What this task involves: Spot every line with the word "timestamp" and return it.

[Stored entries]
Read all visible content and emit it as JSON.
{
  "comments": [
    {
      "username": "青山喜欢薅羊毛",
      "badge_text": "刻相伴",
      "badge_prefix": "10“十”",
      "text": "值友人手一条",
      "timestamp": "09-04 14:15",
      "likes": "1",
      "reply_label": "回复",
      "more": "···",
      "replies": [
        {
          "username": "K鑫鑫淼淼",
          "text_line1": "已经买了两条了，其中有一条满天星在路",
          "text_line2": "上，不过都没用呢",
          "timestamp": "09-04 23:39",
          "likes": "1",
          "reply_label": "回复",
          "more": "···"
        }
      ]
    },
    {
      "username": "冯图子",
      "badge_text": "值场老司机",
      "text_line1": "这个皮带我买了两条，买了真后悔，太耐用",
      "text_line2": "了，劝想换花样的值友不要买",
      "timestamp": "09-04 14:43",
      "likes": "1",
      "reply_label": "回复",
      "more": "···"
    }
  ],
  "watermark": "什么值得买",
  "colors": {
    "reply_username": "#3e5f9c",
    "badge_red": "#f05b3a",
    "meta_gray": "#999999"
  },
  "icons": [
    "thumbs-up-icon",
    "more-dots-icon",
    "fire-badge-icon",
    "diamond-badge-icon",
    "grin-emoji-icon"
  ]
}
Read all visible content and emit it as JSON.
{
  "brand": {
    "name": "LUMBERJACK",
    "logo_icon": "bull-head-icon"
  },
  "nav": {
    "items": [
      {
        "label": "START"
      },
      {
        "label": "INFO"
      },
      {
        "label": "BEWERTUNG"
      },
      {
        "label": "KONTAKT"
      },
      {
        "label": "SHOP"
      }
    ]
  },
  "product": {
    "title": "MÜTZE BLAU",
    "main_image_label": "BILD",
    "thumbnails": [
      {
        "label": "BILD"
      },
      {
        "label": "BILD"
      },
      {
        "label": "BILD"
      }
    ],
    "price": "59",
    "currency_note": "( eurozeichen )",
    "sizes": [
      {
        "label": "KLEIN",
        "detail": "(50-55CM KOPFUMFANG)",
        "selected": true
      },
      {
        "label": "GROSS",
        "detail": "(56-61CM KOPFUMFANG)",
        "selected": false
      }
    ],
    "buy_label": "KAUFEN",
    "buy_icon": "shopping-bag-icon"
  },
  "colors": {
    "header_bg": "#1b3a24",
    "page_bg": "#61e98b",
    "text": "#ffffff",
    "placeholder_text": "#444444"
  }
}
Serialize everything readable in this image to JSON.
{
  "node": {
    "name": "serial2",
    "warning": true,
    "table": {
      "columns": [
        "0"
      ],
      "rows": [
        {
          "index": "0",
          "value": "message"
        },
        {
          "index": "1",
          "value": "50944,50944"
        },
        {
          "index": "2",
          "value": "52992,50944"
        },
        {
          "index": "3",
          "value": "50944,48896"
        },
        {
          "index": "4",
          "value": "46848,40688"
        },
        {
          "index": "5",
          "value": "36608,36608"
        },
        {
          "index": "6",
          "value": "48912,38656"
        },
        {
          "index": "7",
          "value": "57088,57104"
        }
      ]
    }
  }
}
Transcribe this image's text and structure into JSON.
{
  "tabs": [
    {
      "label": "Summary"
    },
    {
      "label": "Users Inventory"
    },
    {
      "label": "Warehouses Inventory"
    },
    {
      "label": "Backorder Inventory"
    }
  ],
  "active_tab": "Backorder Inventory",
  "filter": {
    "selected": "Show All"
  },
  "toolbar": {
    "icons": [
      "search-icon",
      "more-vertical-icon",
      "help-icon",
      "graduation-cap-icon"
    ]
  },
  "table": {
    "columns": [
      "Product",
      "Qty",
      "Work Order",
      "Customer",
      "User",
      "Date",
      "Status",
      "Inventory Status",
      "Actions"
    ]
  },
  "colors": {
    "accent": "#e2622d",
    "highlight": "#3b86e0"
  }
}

Full response:
      "timestamp": "09-04 14:15",
          "timestamp": "09-04 23:39",
      "timestamp": "09-04 14:43",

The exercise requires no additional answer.